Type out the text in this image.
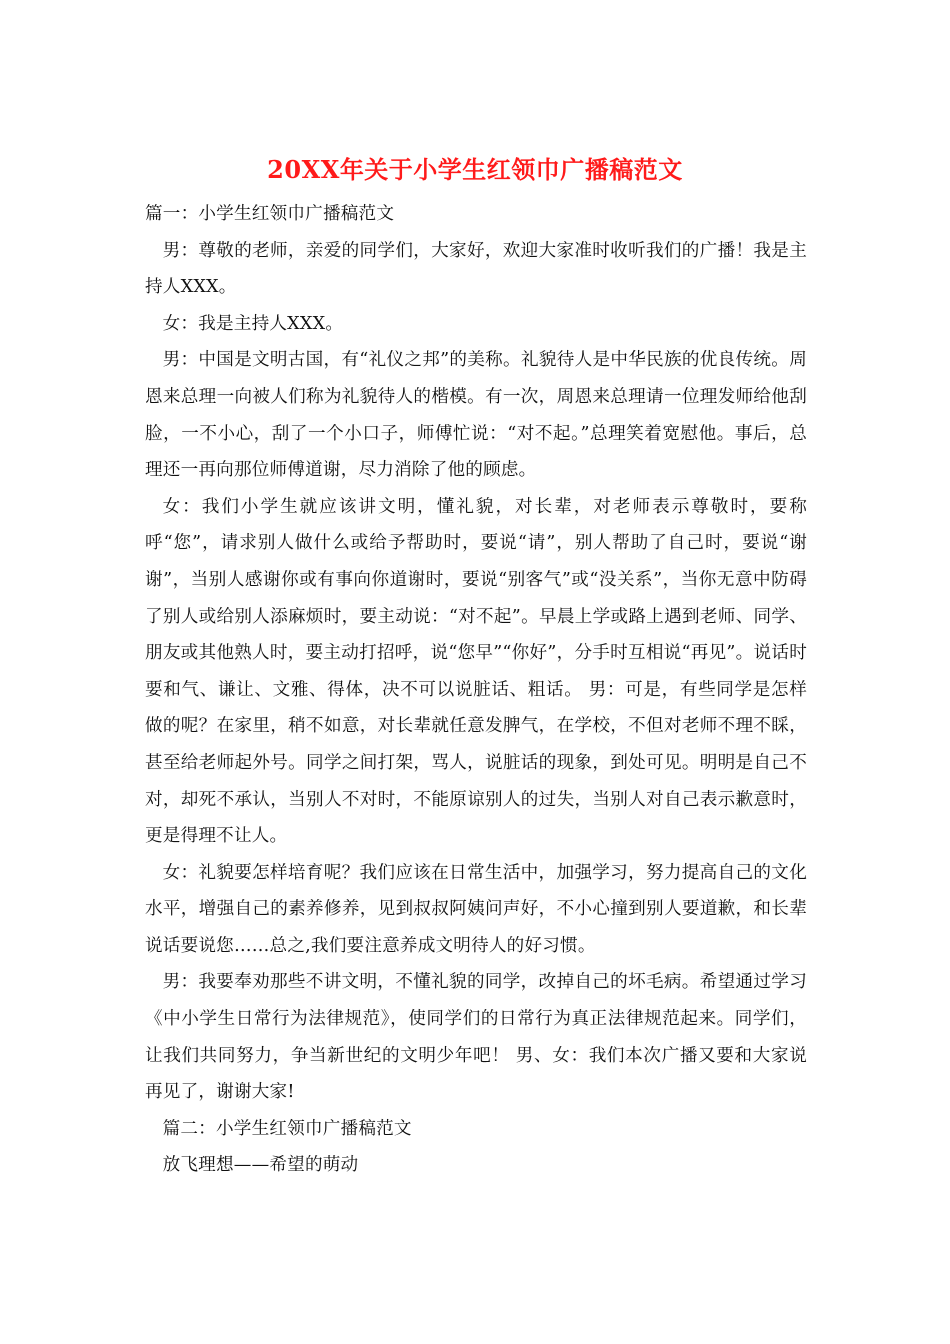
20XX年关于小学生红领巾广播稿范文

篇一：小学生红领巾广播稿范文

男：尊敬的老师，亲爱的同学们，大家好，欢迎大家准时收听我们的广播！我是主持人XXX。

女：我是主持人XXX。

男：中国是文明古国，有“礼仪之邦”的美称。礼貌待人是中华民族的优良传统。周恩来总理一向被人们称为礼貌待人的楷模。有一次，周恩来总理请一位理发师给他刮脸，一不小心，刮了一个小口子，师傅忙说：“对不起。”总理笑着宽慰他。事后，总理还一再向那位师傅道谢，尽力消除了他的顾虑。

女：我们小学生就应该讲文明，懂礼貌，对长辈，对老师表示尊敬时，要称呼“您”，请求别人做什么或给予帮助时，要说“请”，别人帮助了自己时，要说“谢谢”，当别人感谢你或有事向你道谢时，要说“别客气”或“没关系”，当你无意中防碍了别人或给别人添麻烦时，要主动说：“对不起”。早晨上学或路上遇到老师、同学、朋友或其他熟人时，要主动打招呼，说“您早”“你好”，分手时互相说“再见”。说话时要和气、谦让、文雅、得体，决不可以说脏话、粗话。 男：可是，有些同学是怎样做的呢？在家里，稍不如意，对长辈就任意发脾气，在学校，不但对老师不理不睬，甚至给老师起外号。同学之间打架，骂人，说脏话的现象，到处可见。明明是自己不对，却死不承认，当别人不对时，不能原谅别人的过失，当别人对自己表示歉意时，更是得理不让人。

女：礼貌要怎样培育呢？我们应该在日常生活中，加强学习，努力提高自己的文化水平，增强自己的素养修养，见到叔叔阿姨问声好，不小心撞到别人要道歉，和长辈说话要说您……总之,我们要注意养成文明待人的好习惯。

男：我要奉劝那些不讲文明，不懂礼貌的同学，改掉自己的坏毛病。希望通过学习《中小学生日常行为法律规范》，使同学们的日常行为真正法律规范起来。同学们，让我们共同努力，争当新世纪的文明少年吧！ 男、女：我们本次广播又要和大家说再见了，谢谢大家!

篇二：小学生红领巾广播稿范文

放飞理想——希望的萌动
■ ■ ■ ■ ■ ■ ■
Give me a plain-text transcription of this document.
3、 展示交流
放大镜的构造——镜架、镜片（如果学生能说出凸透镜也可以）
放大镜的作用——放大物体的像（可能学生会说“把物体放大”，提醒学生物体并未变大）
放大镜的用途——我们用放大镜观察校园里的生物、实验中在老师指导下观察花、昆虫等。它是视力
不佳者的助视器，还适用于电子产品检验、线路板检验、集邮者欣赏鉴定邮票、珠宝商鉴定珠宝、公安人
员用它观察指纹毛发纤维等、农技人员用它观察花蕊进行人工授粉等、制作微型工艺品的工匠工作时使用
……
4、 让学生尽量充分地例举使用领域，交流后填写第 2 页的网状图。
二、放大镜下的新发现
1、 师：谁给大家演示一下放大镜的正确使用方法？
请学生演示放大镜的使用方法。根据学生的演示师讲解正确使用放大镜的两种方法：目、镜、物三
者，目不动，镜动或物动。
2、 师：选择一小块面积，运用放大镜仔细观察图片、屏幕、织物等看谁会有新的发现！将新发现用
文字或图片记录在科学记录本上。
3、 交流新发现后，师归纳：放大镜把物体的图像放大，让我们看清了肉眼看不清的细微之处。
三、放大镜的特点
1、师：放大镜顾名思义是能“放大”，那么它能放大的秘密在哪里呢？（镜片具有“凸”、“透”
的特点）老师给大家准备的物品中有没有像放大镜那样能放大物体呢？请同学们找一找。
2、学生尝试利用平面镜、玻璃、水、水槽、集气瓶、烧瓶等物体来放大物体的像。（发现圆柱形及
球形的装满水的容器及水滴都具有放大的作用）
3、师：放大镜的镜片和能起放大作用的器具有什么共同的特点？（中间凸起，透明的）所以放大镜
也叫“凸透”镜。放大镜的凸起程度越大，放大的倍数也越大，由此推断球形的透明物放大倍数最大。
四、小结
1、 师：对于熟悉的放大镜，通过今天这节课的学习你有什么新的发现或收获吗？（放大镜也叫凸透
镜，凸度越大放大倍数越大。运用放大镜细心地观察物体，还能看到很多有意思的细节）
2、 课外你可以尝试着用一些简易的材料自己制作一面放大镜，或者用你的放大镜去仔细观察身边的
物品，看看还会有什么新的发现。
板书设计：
■ ■ ■ ■ ■ ■ ■
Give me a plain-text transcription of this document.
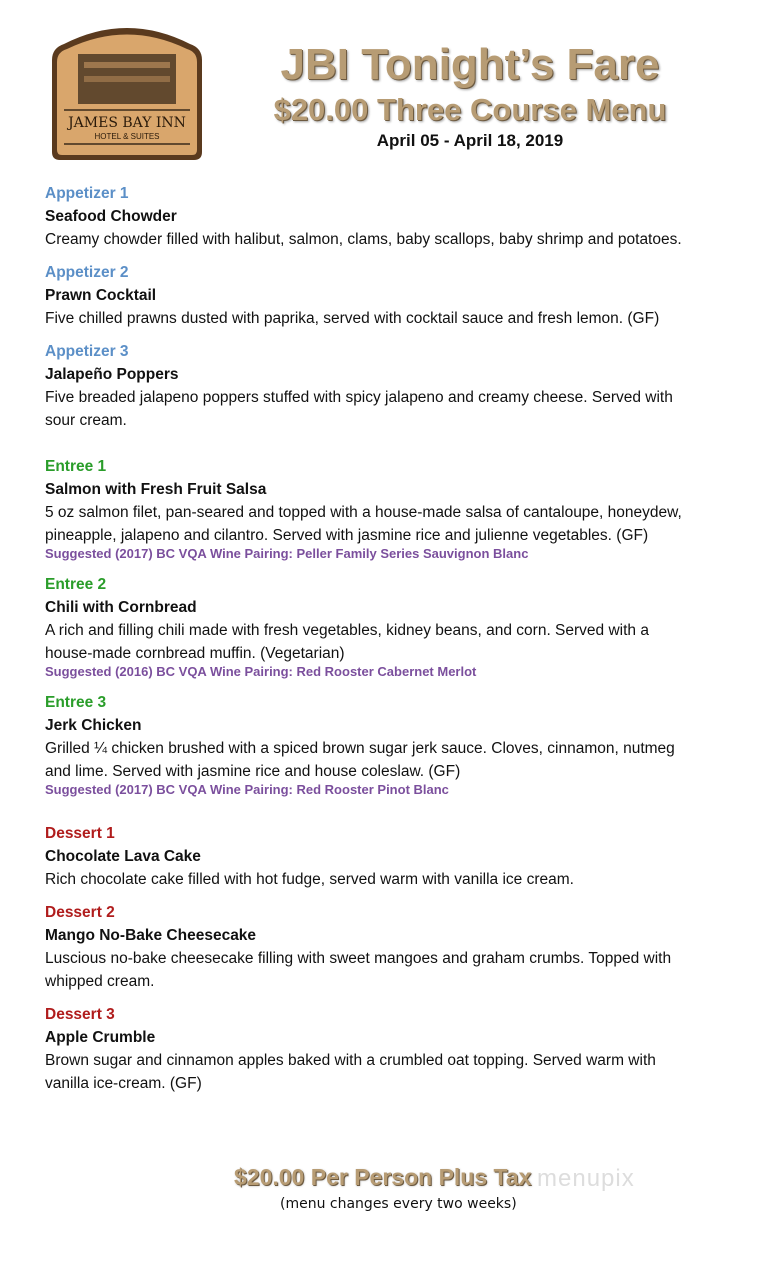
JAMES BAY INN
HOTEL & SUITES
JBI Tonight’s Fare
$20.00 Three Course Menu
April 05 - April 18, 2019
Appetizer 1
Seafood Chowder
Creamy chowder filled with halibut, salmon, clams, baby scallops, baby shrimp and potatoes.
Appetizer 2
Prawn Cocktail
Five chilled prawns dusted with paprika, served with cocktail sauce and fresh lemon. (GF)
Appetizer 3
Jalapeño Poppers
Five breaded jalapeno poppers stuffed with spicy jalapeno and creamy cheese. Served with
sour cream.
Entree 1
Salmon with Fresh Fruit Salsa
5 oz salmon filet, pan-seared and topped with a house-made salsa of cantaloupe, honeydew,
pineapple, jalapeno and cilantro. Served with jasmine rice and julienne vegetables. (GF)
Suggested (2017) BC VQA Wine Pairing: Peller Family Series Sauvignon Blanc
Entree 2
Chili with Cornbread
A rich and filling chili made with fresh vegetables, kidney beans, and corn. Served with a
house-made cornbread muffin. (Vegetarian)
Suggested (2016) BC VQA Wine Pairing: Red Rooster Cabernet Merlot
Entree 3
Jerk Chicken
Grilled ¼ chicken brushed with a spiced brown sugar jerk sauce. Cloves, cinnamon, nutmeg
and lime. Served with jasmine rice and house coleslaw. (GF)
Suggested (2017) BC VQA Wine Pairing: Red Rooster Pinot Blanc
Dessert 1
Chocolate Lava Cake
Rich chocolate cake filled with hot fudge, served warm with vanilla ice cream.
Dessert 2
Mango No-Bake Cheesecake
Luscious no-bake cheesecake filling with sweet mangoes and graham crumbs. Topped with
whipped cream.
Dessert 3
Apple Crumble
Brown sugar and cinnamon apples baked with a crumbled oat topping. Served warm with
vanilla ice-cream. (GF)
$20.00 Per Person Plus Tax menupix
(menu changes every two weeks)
■ ■ ■ ■ ■ ■ ■
Objective:
Your answer should be one number: how many lines in the material above contain the string "jalapeno".

Written solution:
2